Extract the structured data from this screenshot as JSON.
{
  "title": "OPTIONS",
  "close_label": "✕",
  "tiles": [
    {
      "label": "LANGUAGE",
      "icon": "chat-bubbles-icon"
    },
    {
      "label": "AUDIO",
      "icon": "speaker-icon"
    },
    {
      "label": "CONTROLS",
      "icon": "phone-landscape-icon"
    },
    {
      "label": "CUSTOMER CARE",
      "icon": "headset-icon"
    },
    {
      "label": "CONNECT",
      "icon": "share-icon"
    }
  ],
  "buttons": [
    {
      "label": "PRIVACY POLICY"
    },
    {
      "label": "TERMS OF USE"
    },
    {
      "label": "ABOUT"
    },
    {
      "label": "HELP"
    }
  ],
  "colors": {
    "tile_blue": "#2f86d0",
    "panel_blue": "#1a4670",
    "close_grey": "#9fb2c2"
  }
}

- _EXERCISE_:
Return every record, word for word.

- _TASK RESULT_:
Extract the structured data from this screenshot as JSON.
{
  "title": "OPTIONS",
  "close_label": "✕",
  "tiles": [
    {
      "label": "LANGUAGE",
      "icon": "chat-bubbles-icon"
    },
    {
      "label": "AUDIO",
      "icon": "speaker-icon"
    },
    {
      "label": "CONTROLS",
      "icon": "phone-landscape-icon"
    },
    {
      "label": "CUSTOMER CARE",
      "icon": "headset-icon"
    },
    {
      "label": "CONNECT",
      "icon": "share-icon"
    }
  ],
  "buttons": [
    {
      "label": "PRIVACY POLICY"
    },
    {
      "label": "TERMS OF USE"
    },
    {
      "label": "ABOUT"
    },
    {
      "label": "HELP"
    }
  ],
  "colors": {
    "tile_blue": "#2f86d0",
    "panel_blue": "#1a4670",
    "close_grey": "#9fb2c2"
  }
}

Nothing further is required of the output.